- [Stated task] Write out every entry precisely as given, leaving the pictures out.
▬▬▬▬▬▬
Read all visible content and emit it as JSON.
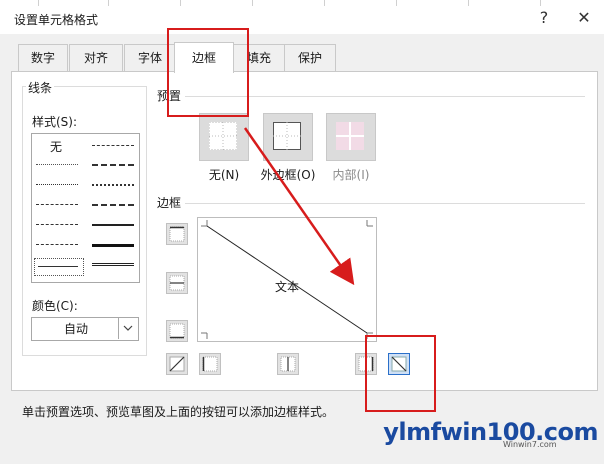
{
  "dialog": {
    "title": "设置单元格格式",
    "help_glyph": "?",
    "close_glyph": "✕"
  },
  "tabs": [
    {
      "label": "数字"
    },
    {
      "label": "对齐"
    },
    {
      "label": "字体"
    },
    {
      "label": "边框",
      "active": true
    },
    {
      "label": "填充"
    },
    {
      "label": "保护"
    }
  ],
  "line_group": {
    "title": "线条",
    "style_label": "样式(S):",
    "none_label": "无",
    "color_label": "颜色(C):",
    "color_value": "自动"
  },
  "preset_group": {
    "title": "预置",
    "buttons": [
      {
        "label": "无(N)",
        "icon": "border-none-icon"
      },
      {
        "label": "外边框(O)",
        "icon": "border-outline-icon"
      },
      {
        "label": "内部(I)",
        "icon": "border-inside-icon",
        "disabled": true
      }
    ]
  },
  "border_group": {
    "title": "边框",
    "preview_text": "文本",
    "side_buttons": [
      "border-top-icon",
      "border-middle-horizontal-icon",
      "border-bottom-icon",
      "diagonal-up-icon",
      "border-left-icon",
      "border-middle-vertical-icon",
      "border-right-icon",
      "diagonal-down-icon"
    ],
    "selected": "diagonal-down-icon"
  },
  "hint": "单击预置选项、预览草图及上面的按钮可以添加边框样式。",
  "watermark": {
    "text": "ylmfwin100.com",
    "small": "Winwin7.com"
  },
  "colors": {
    "accent_red": "#d71c1c",
    "selected_blue": "#2a6fc9"
  }
}
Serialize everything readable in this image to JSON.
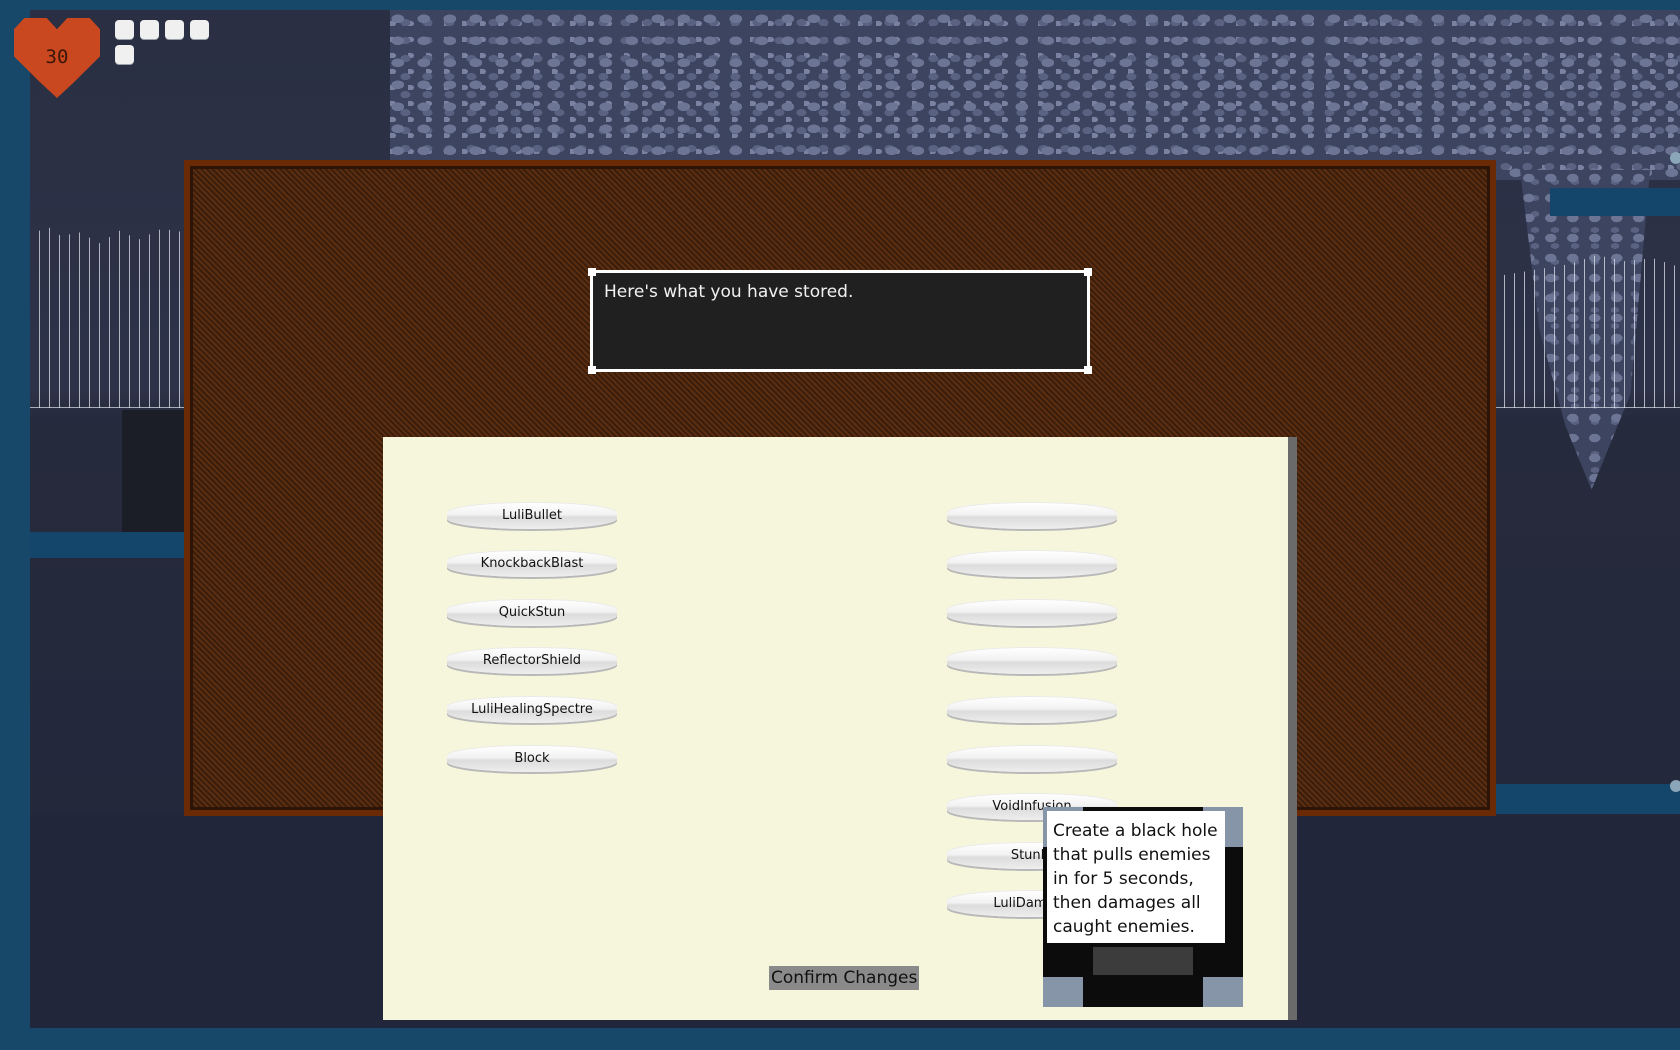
{
  "hud": {
    "health_value": "30",
    "pips_total": 5
  },
  "dialog": {
    "text": "Here's what you have stored."
  },
  "inventory": {
    "left_column": [
      "LuliBullet",
      "KnockbackBlast",
      "QuickStun",
      "ReflectorShield",
      "LuliHealingSpectre",
      "Block"
    ],
    "right_column": [
      "",
      "",
      "",
      "",
      "",
      "",
      "VoidInfusion",
      "StunBl",
      "LuliDamage"
    ],
    "confirm_label": "Confirm Changes"
  },
  "tooltip": {
    "text": "Create a black hole that pulls enemies in for 5 seconds, then damages all caught enemies."
  },
  "colors": {
    "heart": "#c9481f",
    "menu_background": "#4a2610",
    "panel_background": "#f6f6dc",
    "confirm_button": "#8a8a8a",
    "dialog_background": "#202020"
  }
}
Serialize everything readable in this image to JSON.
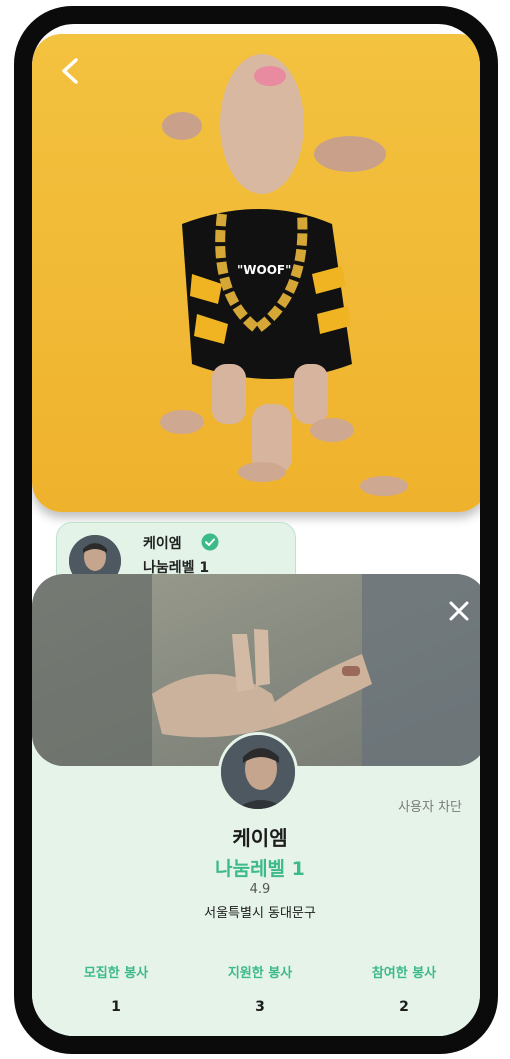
{
  "header": {
    "back_icon": "chevron-left-icon"
  },
  "post_author": {
    "name": "케이엠",
    "level": "나눔레벨 1",
    "verified_icon": "verified-check-icon"
  },
  "profile_modal": {
    "close_icon": "close-icon",
    "block_label": "사용자 차단",
    "name": "케이엠",
    "level": "나눔레벨 1",
    "rating": "4.9",
    "location": "서울특별시 동대문구",
    "stats": [
      {
        "label": "모집한 봉사",
        "value": "1"
      },
      {
        "label": "지원한 봉사",
        "value": "3"
      },
      {
        "label": "참여한 봉사",
        "value": "2"
      }
    ]
  },
  "colors": {
    "accent": "#3cba8a",
    "sheet_bg": "#e6f3e9",
    "hero_bg": "#f3c23f"
  }
}
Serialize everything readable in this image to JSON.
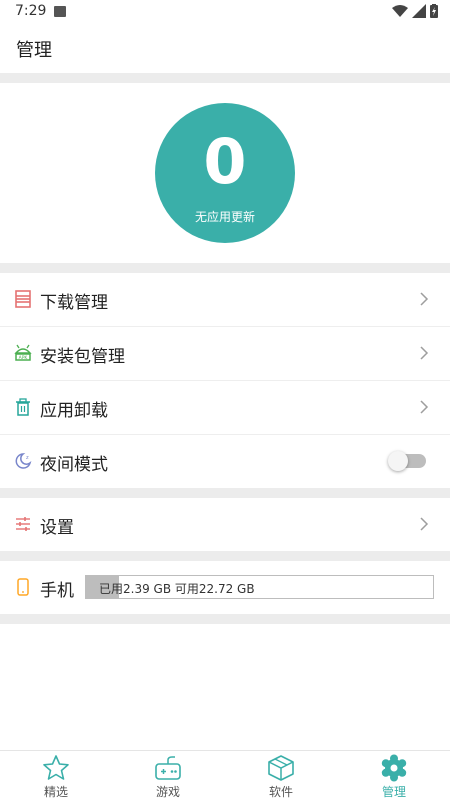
{
  "status": {
    "time": "7:29"
  },
  "header": {
    "title": "管理"
  },
  "hero": {
    "count": "0",
    "label": "无应用更新"
  },
  "menu": {
    "download": "下载管理",
    "package": "安装包管理",
    "uninstall": "应用卸载",
    "night_mode": "夜间模式",
    "settings": "设置"
  },
  "night_mode_on": false,
  "storage": {
    "label": "手机",
    "text": "已用2.39 GB  可用22.72 GB",
    "used_fraction": 0.095
  },
  "nav": {
    "items": [
      {
        "label": "精选",
        "icon": "star-icon"
      },
      {
        "label": "游戏",
        "icon": "gamepad-icon"
      },
      {
        "label": "软件",
        "icon": "box-icon"
      },
      {
        "label": "管理",
        "icon": "gear-icon"
      }
    ],
    "active_index": 3
  },
  "colors": {
    "accent": "#3aafa9",
    "download_icon": "#e57373",
    "package_icon": "#4caf50",
    "uninstall_icon": "#26a69a",
    "night_icon": "#7986cb",
    "settings_icon": "#e57373",
    "phone_icon": "#ffa726"
  }
}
▬▬▬▬▬▬
- [Exercise result]
Read all visible content and emit it as JSON.
{
  "dialog": {
    "title": "设置单元格格式",
    "help_glyph": "?",
    "close_glyph": "✕"
  },
  "tabs": [
    {
      "label": "数字"
    },
    {
      "label": "对齐"
    },
    {
      "label": "字体"
    },
    {
      "label": "边框",
      "active": true
    },
    {
      "label": "填充"
    },
    {
      "label": "保护"
    }
  ],
  "line_group": {
    "title": "线条",
    "style_label": "样式(S):",
    "none_label": "无",
    "color_label": "颜色(C):",
    "color_value": "自动"
  },
  "preset_group": {
    "title": "预置",
    "buttons": [
      {
        "label": "无(N)",
        "icon": "border-none-icon"
      },
      {
        "label": "外边框(O)",
        "icon": "border-outline-icon"
      },
      {
        "label": "内部(I)",
        "icon": "border-inside-icon",
        "disabled": true
      }
    ]
  },
  "border_group": {
    "title": "边框",
    "preview_text": "文本",
    "side_buttons": [
      "border-top-icon",
      "border-middle-horizontal-icon",
      "border-bottom-icon",
      "diagonal-up-icon",
      "border-left-icon",
      "border-middle-vertical-icon",
      "border-right-icon",
      "diagonal-down-icon"
    ],
    "selected": "diagonal-down-icon"
  },
  "hint": "单击预置选项、预览草图及上面的按钮可以添加边框样式。",
  "watermark": {
    "text": "ylmfwin100.com",
    "small": "Winwin7.com"
  },
  "colors": {
    "accent_red": "#d71c1c",
    "selected_blue": "#2a6fc9"
  }
}
Serialize everything readable in this image to JSON.
{
  "hud": {
    "health_value": "30",
    "pips_total": 5
  },
  "dialog": {
    "text": "Here's what you have stored."
  },
  "inventory": {
    "left_column": [
      "LuliBullet",
      "KnockbackBlast",
      "QuickStun",
      "ReflectorShield",
      "LuliHealingSpectre",
      "Block"
    ],
    "right_column": [
      "",
      "",
      "",
      "",
      "",
      "",
      "VoidInfusion",
      "StunBl",
      "LuliDamage"
    ],
    "confirm_label": "Confirm Changes"
  },
  "tooltip": {
    "text": "Create a black hole that pulls enemies in for 5 seconds, then damages all caught enemies."
  },
  "colors": {
    "heart": "#c9481f",
    "menu_background": "#4a2610",
    "panel_background": "#f6f6dc",
    "confirm_button": "#8a8a8a",
    "dialog_background": "#202020"
  }
}
Serialize everything readable in this image to JSON.
{
  "header": {
    "back_icon": "chevron-left-icon"
  },
  "post_author": {
    "name": "케이엠",
    "level": "나눔레벨 1",
    "verified_icon": "verified-check-icon"
  },
  "profile_modal": {
    "close_icon": "close-icon",
    "block_label": "사용자 차단",
    "name": "케이엠",
    "level": "나눔레벨 1",
    "rating": "4.9",
    "location": "서울특별시 동대문구",
    "stats": [
      {
        "label": "모집한 봉사",
        "value": "1"
      },
      {
        "label": "지원한 봉사",
        "value": "3"
      },
      {
        "label": "참여한 봉사",
        "value": "2"
      }
    ]
  },
  "colors": {
    "accent": "#3cba8a",
    "sheet_bg": "#e6f3e9",
    "hero_bg": "#f3c23f"
  }
}
Serialize everything readable in this image to JSON.
{
  "status": {
    "time": "7:29"
  },
  "header": {
    "title": "管理"
  },
  "hero": {
    "count": "0",
    "label": "无应用更新"
  },
  "menu": {
    "download": "下载管理",
    "package": "安装包管理",
    "uninstall": "应用卸载",
    "night_mode": "夜间模式",
    "settings": "设置"
  },
  "night_mode_on": false,
  "storage": {
    "label": "手机",
    "text": "已用2.39 GB  可用22.72 GB",
    "used_fraction": 0.095
  },
  "nav": {
    "items": [
      {
        "label": "精选",
        "icon": "star-icon"
      },
      {
        "label": "游戏",
        "icon": "gamepad-icon"
      },
      {
        "label": "软件",
        "icon": "box-icon"
      },
      {
        "label": "管理",
        "icon": "gear-icon"
      }
    ],
    "active_index": 3
  },
  "colors": {
    "accent": "#3aafa9",
    "download_icon": "#e57373",
    "package_icon": "#4caf50",
    "uninstall_icon": "#26a69a",
    "night_icon": "#7986cb",
    "settings_icon": "#e57373",
    "phone_icon": "#ffa726"
  }
}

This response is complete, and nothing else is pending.